● **Aim of the task**
For each line of the data below that holds "Planted", copy the line.

● **Records for the exercise**
--- --- ---
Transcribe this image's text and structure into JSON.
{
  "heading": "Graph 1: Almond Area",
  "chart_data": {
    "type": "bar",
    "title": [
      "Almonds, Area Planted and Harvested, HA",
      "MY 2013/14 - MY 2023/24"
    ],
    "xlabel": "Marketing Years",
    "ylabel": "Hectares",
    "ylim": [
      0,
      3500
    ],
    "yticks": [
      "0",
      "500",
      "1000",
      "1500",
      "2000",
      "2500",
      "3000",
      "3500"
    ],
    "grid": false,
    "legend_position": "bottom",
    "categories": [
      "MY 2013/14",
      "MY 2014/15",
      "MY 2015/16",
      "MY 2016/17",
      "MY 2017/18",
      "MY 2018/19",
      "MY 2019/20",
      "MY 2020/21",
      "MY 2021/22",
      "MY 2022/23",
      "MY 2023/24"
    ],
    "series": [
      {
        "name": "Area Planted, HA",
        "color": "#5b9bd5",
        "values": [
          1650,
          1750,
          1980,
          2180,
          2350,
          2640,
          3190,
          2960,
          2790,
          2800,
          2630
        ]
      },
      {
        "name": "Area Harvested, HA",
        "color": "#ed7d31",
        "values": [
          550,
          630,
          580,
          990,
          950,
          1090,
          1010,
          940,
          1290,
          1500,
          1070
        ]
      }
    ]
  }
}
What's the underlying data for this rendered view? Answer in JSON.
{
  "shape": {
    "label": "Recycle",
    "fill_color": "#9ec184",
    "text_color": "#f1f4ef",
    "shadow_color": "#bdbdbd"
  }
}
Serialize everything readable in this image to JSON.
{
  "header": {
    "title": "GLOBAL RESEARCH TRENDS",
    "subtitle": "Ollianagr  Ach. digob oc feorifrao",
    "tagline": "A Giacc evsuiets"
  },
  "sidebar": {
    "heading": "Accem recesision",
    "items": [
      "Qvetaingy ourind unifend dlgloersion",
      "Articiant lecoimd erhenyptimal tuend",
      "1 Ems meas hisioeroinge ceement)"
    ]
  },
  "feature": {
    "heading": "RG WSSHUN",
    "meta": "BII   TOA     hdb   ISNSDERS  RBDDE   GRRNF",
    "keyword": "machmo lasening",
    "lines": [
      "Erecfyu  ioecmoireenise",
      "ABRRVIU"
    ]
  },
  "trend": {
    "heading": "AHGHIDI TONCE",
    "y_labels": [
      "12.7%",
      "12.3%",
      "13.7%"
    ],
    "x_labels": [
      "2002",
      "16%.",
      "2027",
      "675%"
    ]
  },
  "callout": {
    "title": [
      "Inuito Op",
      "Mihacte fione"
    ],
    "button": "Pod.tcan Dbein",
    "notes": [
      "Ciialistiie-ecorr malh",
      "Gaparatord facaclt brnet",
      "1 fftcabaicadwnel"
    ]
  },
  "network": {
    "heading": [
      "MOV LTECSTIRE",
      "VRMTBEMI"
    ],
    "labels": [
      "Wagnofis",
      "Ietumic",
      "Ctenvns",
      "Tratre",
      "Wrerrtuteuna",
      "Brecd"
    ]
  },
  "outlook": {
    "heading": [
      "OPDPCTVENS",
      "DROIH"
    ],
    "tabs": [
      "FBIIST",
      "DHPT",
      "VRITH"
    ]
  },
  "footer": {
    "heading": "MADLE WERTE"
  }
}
--- --- ---
● **Exercise solution**
      "Almonds, Area Planted and Harvested, HA",
        "name": "Area Planted, HA",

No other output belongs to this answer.